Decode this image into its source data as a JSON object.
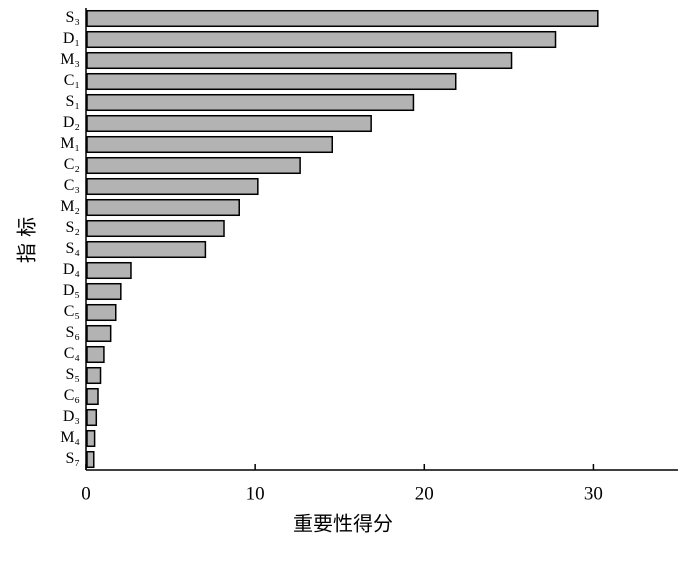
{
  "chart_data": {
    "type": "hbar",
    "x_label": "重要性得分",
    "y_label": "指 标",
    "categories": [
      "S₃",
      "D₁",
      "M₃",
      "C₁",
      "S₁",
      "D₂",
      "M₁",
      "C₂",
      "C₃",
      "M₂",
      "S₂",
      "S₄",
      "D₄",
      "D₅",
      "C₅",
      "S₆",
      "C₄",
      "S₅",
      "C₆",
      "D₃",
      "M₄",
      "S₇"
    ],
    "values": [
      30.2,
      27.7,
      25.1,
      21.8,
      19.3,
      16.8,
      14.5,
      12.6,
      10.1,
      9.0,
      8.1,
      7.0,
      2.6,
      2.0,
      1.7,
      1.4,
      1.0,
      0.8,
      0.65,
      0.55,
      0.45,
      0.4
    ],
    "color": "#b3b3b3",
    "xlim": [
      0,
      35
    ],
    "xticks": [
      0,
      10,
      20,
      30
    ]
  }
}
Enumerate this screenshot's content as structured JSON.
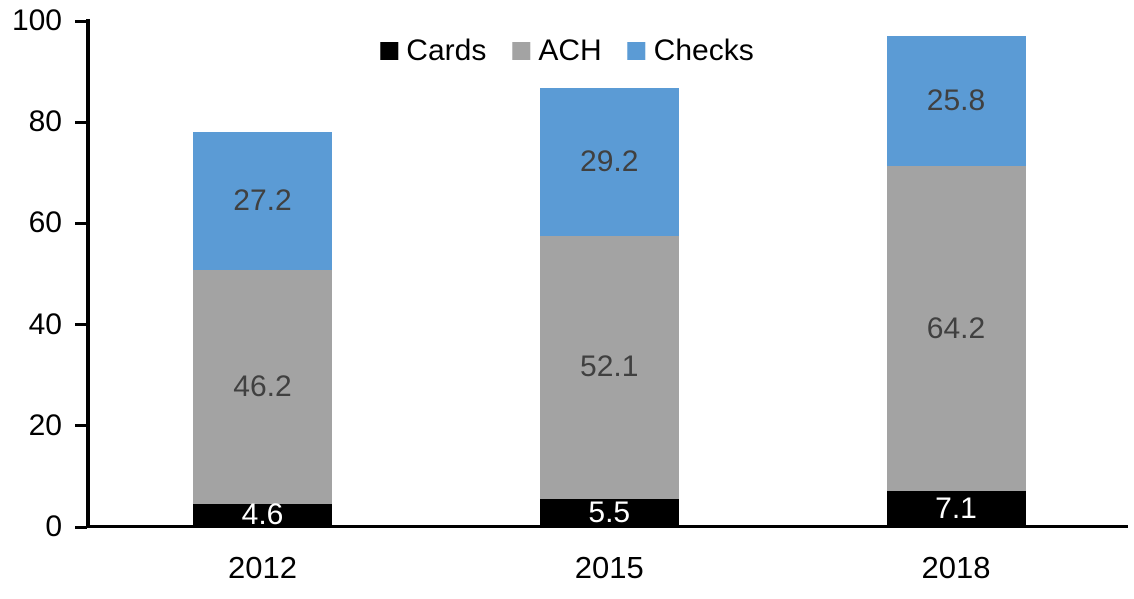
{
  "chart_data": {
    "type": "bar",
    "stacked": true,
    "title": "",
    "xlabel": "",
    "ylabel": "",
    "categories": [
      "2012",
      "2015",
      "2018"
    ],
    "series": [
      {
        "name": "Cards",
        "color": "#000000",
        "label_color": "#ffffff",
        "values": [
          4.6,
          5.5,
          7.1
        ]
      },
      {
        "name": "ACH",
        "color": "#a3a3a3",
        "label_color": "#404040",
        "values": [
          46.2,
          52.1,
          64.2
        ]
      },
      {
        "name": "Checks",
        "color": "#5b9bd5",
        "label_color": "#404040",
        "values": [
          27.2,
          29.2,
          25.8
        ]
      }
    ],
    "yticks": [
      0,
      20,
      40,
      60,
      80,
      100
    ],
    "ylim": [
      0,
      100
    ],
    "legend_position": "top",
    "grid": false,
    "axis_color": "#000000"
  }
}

---

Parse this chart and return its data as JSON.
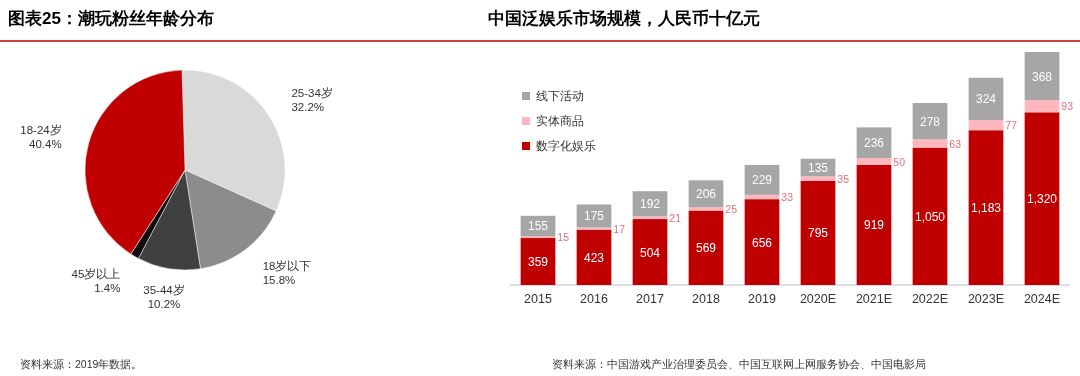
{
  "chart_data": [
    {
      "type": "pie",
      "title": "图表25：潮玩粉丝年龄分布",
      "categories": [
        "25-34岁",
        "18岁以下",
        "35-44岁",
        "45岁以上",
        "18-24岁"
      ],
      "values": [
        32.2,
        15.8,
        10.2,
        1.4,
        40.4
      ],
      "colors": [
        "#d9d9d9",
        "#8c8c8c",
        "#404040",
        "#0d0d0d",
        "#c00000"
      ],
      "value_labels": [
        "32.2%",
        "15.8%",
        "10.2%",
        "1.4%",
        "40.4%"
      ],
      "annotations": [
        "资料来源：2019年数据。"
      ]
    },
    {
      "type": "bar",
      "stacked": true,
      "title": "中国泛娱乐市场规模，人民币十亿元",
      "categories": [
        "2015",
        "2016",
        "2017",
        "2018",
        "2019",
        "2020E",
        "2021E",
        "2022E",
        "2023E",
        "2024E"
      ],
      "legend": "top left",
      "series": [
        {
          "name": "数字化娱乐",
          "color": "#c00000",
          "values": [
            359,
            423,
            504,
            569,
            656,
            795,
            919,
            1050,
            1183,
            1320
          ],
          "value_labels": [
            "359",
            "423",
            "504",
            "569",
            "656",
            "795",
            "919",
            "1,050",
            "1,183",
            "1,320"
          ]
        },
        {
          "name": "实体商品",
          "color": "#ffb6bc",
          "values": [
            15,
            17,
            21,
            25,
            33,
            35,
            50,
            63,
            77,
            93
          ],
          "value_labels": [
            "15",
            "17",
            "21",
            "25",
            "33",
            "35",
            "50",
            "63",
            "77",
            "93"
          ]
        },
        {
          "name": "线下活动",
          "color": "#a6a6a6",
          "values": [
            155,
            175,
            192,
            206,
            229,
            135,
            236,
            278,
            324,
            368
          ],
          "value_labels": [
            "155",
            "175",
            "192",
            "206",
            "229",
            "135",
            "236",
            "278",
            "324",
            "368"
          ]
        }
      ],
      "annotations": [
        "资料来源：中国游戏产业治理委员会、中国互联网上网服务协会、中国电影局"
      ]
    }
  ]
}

→ **What you have to do**:
Tally the lines that hold the string "name" and state the total, nothing more.

→ **Written reply**:
6